Challenge: Return every record exactly as written.

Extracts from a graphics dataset
=======

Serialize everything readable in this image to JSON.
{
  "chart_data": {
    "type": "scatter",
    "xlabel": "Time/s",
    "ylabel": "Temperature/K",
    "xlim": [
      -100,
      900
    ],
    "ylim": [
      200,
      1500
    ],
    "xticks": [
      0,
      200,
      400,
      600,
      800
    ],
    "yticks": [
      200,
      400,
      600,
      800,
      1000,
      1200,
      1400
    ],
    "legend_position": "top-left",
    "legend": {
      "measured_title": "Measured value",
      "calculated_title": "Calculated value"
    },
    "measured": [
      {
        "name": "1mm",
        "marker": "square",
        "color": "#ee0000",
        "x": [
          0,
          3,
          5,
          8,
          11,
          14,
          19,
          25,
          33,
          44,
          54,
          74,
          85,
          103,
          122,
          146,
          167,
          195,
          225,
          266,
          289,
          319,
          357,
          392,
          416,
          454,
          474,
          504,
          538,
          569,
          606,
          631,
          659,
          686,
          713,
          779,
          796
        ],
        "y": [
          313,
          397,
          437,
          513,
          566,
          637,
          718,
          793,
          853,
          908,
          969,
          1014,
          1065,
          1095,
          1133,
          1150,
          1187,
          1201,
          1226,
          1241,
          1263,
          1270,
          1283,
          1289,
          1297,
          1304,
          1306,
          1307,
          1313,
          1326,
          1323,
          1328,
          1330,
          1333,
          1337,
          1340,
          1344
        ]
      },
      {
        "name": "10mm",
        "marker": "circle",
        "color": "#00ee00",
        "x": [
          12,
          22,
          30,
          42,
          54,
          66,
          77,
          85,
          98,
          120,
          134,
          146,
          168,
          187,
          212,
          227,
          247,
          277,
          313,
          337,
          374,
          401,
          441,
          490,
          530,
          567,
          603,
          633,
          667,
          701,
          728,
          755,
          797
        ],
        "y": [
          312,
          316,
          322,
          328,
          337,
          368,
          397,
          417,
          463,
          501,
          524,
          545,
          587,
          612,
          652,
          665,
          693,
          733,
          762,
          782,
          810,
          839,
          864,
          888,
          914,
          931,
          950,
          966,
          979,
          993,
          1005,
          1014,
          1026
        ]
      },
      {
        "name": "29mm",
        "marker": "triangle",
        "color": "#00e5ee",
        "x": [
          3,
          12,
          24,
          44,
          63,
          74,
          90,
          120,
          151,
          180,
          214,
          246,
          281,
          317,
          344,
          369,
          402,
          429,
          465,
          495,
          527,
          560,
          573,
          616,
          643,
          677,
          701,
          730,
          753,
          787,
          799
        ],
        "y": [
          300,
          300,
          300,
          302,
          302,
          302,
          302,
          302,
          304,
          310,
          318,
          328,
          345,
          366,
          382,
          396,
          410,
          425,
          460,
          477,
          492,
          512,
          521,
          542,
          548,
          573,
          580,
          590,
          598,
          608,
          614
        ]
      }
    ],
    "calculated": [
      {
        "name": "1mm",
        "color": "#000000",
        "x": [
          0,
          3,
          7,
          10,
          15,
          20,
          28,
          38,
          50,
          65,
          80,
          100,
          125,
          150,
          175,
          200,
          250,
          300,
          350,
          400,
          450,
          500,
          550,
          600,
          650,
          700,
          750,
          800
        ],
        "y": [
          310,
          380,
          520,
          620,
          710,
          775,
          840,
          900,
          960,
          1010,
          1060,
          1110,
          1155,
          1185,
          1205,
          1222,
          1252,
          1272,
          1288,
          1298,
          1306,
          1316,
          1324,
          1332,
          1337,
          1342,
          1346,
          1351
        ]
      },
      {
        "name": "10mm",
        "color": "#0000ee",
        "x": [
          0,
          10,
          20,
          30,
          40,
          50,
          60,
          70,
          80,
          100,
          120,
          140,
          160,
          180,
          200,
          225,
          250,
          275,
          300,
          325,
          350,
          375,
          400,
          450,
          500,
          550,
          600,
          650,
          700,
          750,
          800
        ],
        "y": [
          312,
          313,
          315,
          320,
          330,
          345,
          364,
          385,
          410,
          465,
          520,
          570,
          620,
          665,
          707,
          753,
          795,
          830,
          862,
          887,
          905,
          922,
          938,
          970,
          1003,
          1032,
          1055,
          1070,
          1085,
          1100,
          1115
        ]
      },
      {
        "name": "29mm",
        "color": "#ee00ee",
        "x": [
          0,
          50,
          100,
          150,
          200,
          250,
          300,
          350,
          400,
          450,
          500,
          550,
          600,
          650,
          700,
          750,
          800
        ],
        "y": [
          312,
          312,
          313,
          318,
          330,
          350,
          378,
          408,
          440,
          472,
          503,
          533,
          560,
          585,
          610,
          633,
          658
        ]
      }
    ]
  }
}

=======

Solution to this exercise:
Serialize everything readable in this image to JSON.
{
  "chart_data": {
    "type": "scatter",
    "xlabel": "Time/s",
    "ylabel": "Temperature/K",
    "xlim": [
      -100,
      900
    ],
    "ylim": [
      200,
      1500
    ],
    "xticks": [
      0,
      200,
      400,
      600,
      800
    ],
    "yticks": [
      200,
      400,
      600,
      800,
      1000,
      1200,
      1400
    ],
    "legend_position": "top-left",
    "legend": {
      "measured_title": "Measured value",
      "calculated_title": "Calculated value"
    },
    "measured": [
      {
        "name": "1mm",
        "marker": "square",
        "color": "#ee0000",
        "x": [
          0,
          3,
          5,
          8,
          11,
          14,
          19,
          25,
          33,
          44,
          54,
          74,
          85,
          103,
          122,
          146,
          167,
          195,
          225,
          266,
          289,
          319,
          357,
          392,
          416,
          454,
          474,
          504,
          538,
          569,
          606,
          631,
          659,
          686,
          713,
          779,
          796
        ],
        "y": [
          313,
          397,
          437,
          513,
          566,
          637,
          718,
          793,
          853,
          908,
          969,
          1014,
          1065,
          1095,
          1133,
          1150,
          1187,
          1201,
          1226,
          1241,
          1263,
          1270,
          1283,
          1289,
          1297,
          1304,
          1306,
          1307,
          1313,
          1326,
          1323,
          1328,
          1330,
          1333,
          1337,
          1340,
          1344
        ]
      },
      {
        "name": "10mm",
        "marker": "circle",
        "color": "#00ee00",
        "x": [
          12,
          22,
          30,
          42,
          54,
          66,
          77,
          85,
          98,
          120,
          134,
          146,
          168,
          187,
          212,
          227,
          247,
          277,
          313,
          337,
          374,
          401,
          441,
          490,
          530,
          567,
          603,
          633,
          667,
          701,
          728,
          755,
          797
        ],
        "y": [
          312,
          316,
          322,
          328,
          337,
          368,
          397,
          417,
          463,
          501,
          524,
          545,
          587,
          612,
          652,
          665,
          693,
          733,
          762,
          782,
          810,
          839,
          864,
          888,
          914,
          931,
          950,
          966,
          979,
          993,
          1005,
          1014,
          1026
        ]
      },
      {
        "name": "29mm",
        "marker": "triangle",
        "color": "#00e5ee",
        "x": [
          3,
          12,
          24,
          44,
          63,
          74,
          90,
          120,
          151,
          180,
          214,
          246,
          281,
          317,
          344,
          369,
          402,
          429,
          465,
          495,
          527,
          560,
          573,
          616,
          643,
          677,
          701,
          730,
          753,
          787,
          799
        ],
        "y": [
          300,
          300,
          300,
          302,
          302,
          302,
          302,
          302,
          304,
          310,
          318,
          328,
          345,
          366,
          382,
          396,
          410,
          425,
          460,
          477,
          492,
          512,
          521,
          542,
          548,
          573,
          580,
          590,
          598,
          608,
          614
        ]
      }
    ],
    "calculated": [
      {
        "name": "1mm",
        "color": "#000000",
        "x": [
          0,
          3,
          7,
          10,
          15,
          20,
          28,
          38,
          50,
          65,
          80,
          100,
          125,
          150,
          175,
          200,
          250,
          300,
          350,
          400,
          450,
          500,
          550,
          600,
          650,
          700,
          750,
          800
        ],
        "y": [
          310,
          380,
          520,
          620,
          710,
          775,
          840,
          900,
          960,
          1010,
          1060,
          1110,
          1155,
          1185,
          1205,
          1222,
          1252,
          1272,
          1288,
          1298,
          1306,
          1316,
          1324,
          1332,
          1337,
          1342,
          1346,
          1351
        ]
      },
      {
        "name": "10mm",
        "color": "#0000ee",
        "x": [
          0,
          10,
          20,
          30,
          40,
          50,
          60,
          70,
          80,
          100,
          120,
          140,
          160,
          180,
          200,
          225,
          250,
          275,
          300,
          325,
          350,
          375,
          400,
          450,
          500,
          550,
          600,
          650,
          700,
          750,
          800
        ],
        "y": [
          312,
          313,
          315,
          320,
          330,
          345,
          364,
          385,
          410,
          465,
          520,
          570,
          620,
          665,
          707,
          753,
          795,
          830,
          862,
          887,
          905,
          922,
          938,
          970,
          1003,
          1032,
          1055,
          1070,
          1085,
          1100,
          1115
        ]
      },
      {
        "name": "29mm",
        "color": "#ee00ee",
        "x": [
          0,
          50,
          100,
          150,
          200,
          250,
          300,
          350,
          400,
          450,
          500,
          550,
          600,
          650,
          700,
          750,
          800
        ],
        "y": [
          312,
          312,
          313,
          318,
          330,
          350,
          378,
          408,
          440,
          472,
          503,
          533,
          560,
          585,
          610,
          633,
          658
        ]
      }
    ]
  }
}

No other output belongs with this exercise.